_Directive_:
Quote the entries below word for word, starting at the first line and ending with the line that contains "candle-body — [919, 164, 931, 170]", including both of those lines.

_Data listing_:
----
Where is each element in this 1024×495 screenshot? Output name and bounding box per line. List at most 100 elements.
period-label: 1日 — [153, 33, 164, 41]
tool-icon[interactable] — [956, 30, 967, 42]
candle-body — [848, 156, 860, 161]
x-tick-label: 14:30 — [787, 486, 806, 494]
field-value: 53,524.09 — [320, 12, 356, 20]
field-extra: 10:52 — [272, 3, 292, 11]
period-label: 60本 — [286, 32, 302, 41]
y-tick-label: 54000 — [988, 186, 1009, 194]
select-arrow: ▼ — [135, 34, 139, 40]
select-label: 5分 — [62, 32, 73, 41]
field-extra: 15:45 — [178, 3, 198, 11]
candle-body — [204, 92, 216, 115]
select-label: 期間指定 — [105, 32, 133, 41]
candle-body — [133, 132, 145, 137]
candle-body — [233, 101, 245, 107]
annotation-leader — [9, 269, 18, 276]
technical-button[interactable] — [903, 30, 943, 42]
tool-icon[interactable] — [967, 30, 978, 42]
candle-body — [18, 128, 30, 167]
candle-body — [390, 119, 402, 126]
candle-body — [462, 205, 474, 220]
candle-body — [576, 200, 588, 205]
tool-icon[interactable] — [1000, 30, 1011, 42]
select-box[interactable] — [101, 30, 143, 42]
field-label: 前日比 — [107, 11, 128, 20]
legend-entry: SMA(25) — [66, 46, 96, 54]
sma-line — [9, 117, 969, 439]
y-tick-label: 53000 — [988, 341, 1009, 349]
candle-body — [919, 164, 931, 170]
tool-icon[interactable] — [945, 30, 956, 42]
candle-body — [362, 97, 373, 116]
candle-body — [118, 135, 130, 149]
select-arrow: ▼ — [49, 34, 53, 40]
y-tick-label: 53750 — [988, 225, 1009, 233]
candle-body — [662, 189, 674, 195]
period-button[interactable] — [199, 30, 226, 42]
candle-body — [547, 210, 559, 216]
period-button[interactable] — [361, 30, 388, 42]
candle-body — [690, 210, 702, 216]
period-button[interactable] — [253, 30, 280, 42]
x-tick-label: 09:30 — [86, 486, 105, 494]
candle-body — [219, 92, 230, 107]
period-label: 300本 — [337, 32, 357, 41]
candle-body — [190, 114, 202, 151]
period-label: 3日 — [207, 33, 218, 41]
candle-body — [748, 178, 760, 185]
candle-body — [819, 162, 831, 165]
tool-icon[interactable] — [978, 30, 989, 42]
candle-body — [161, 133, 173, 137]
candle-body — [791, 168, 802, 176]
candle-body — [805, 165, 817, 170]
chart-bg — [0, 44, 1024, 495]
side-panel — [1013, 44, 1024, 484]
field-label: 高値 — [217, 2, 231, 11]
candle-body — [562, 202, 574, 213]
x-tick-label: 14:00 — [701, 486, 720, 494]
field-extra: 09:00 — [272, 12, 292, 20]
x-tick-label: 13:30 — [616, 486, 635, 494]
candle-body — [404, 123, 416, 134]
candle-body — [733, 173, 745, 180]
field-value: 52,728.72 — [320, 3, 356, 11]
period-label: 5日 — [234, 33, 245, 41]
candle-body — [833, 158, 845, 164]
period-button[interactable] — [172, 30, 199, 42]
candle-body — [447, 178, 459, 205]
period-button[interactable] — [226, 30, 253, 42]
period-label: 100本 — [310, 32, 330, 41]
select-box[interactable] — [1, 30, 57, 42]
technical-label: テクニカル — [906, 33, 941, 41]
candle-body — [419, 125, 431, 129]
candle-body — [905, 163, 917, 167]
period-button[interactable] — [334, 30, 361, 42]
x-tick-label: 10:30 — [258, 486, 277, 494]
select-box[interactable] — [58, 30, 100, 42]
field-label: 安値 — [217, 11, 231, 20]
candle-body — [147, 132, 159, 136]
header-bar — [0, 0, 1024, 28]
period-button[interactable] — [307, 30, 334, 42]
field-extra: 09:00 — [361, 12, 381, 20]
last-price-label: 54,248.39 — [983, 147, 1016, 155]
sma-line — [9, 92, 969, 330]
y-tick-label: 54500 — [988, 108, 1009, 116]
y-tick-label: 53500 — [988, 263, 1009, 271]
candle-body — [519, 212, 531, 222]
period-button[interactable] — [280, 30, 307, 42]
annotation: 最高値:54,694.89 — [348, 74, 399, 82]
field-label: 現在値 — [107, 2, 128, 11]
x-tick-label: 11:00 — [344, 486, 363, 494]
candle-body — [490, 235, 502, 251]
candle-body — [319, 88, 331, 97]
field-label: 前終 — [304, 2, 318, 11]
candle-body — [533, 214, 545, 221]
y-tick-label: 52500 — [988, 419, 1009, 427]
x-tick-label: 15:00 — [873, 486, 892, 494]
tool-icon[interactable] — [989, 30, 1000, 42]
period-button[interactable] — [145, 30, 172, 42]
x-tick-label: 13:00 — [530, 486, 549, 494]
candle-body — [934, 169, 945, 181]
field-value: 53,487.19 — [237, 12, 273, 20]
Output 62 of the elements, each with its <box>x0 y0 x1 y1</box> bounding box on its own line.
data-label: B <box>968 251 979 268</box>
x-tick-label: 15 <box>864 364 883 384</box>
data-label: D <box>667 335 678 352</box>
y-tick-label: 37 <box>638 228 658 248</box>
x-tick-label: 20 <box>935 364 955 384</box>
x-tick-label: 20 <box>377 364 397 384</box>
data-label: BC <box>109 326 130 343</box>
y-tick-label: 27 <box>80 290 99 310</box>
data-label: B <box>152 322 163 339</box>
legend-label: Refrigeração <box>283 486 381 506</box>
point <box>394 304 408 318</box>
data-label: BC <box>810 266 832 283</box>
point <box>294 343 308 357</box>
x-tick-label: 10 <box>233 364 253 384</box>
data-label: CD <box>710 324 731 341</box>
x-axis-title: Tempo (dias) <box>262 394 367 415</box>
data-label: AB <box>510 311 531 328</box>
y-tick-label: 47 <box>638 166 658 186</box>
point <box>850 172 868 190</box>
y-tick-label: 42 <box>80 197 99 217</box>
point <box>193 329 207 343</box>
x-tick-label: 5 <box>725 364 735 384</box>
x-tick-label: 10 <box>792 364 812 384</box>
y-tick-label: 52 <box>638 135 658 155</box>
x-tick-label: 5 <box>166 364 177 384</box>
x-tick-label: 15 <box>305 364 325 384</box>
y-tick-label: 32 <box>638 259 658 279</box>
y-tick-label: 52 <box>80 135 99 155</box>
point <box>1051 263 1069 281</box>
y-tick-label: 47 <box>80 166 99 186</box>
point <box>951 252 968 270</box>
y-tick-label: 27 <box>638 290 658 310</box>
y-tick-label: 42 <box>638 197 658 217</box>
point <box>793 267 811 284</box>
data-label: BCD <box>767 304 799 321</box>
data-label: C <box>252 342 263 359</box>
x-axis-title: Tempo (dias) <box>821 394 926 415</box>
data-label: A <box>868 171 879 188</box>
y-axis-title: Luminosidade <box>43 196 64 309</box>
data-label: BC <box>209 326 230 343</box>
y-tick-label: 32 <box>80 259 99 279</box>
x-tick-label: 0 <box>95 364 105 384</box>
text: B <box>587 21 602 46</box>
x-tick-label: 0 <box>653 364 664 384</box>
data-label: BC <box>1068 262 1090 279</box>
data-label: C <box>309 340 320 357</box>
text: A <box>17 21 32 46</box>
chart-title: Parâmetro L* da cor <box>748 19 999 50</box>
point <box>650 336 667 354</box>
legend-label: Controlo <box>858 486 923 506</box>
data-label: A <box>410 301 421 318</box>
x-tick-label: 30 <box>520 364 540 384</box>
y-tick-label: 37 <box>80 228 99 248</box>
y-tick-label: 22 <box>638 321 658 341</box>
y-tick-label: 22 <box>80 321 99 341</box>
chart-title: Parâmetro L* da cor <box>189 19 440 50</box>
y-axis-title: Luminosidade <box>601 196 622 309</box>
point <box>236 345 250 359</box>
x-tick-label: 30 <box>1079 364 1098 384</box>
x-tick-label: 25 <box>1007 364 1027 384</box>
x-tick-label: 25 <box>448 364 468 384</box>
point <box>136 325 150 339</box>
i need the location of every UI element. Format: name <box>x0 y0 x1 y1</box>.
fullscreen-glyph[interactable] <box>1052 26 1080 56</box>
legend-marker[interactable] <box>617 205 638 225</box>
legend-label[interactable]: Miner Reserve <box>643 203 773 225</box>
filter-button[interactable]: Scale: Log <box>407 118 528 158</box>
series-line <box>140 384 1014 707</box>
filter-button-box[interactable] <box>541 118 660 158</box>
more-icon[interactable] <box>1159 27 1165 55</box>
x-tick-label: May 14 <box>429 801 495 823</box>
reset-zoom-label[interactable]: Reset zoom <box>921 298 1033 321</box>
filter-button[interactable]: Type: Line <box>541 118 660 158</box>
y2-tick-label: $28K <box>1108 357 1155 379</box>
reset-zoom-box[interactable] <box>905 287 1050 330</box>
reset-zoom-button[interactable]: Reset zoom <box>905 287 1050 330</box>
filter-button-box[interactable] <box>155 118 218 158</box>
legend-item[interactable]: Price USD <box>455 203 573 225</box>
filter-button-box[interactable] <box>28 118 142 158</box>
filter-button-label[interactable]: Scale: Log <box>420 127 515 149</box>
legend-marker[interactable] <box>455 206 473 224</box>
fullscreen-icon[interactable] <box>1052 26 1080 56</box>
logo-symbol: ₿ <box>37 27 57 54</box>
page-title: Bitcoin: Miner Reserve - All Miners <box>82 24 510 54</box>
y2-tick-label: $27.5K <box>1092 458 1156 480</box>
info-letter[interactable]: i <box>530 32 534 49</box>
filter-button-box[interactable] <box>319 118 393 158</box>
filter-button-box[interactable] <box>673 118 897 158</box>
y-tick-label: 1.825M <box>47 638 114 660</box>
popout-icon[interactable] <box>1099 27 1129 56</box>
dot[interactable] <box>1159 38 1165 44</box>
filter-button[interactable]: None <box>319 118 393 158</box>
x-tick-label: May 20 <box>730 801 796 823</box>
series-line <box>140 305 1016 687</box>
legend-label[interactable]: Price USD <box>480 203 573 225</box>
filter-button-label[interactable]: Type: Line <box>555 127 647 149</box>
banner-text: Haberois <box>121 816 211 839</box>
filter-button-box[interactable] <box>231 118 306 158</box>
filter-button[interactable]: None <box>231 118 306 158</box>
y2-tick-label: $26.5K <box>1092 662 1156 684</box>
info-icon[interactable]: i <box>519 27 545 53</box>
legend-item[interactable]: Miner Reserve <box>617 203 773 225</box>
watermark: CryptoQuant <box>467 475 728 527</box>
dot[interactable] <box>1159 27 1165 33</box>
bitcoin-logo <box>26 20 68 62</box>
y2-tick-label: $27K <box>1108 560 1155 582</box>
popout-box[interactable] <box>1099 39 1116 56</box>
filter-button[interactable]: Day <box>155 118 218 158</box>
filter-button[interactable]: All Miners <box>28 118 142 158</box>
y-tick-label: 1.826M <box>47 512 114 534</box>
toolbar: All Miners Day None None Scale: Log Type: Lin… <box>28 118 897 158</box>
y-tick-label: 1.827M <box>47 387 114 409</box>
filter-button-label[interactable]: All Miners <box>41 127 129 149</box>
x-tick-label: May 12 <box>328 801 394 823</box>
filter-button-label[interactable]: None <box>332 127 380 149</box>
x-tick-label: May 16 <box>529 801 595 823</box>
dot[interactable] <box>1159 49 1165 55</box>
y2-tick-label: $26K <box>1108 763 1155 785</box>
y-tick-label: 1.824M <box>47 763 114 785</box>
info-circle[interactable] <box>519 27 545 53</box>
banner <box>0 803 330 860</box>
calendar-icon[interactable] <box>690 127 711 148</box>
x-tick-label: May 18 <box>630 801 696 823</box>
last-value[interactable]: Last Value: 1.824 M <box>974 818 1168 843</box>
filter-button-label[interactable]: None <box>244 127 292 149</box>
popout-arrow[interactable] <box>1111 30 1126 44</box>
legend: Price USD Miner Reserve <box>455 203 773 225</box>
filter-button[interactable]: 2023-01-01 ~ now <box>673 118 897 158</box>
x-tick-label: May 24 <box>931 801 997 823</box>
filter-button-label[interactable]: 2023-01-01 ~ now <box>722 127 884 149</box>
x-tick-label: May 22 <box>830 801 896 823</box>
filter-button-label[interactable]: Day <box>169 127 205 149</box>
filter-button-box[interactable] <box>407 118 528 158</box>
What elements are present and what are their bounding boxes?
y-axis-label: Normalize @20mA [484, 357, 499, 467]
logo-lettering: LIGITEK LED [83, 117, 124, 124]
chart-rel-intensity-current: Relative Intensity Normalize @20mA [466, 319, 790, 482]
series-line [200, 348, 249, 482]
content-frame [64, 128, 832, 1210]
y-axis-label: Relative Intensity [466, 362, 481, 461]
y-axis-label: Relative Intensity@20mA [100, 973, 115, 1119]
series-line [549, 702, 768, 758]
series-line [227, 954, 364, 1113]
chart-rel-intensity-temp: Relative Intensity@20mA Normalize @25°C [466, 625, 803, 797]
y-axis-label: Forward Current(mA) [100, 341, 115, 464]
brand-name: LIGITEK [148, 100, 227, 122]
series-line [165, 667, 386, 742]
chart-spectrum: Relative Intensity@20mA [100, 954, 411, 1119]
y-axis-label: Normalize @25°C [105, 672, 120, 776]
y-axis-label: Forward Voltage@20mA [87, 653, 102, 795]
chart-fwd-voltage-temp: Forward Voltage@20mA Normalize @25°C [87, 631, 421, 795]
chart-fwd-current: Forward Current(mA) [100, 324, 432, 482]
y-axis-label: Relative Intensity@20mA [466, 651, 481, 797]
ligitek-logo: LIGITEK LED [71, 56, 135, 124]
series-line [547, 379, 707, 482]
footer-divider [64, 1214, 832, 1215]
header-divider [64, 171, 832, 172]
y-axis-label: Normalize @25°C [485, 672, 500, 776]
----
_Finished task_:
Where is each element in this 1024×495 screenshot? Output name and bounding box per line. List at most 100 elements.
period-label: 1日 — [153, 33, 164, 41]
tool-icon[interactable] — [956, 30, 967, 42]
candle-body — [848, 156, 860, 161]
x-tick-label: 14:30 — [787, 486, 806, 494]
field-value: 53,524.09 — [320, 12, 356, 20]
field-extra: 10:52 — [272, 3, 292, 11]
period-label: 60本 — [286, 32, 302, 41]
y-tick-label: 54000 — [988, 186, 1009, 194]
select-arrow: ▼ — [135, 34, 139, 40]
select-label: 5分 — [62, 32, 73, 41]
field-extra: 15:45 — [178, 3, 198, 11]
candle-body — [204, 92, 216, 115]
select-label: 期間指定 — [105, 32, 133, 41]
candle-body — [133, 132, 145, 137]
candle-body — [233, 101, 245, 107]
annotation-leader — [9, 269, 18, 276]
technical-button[interactable] — [903, 30, 943, 42]
tool-icon[interactable] — [967, 30, 978, 42]
candle-body — [18, 128, 30, 167]
candle-body — [390, 119, 402, 126]
candle-body — [462, 205, 474, 220]
candle-body — [576, 200, 588, 205]
tool-icon[interactable] — [1000, 30, 1011, 42]
select-box[interactable] — [101, 30, 143, 42]
field-label: 前日比 — [107, 11, 128, 20]
legend-entry: SMA(25) — [66, 46, 96, 54]
sma-line — [9, 117, 969, 439]
y-tick-label: 53000 — [988, 341, 1009, 349]
candle-body — [919, 164, 931, 170]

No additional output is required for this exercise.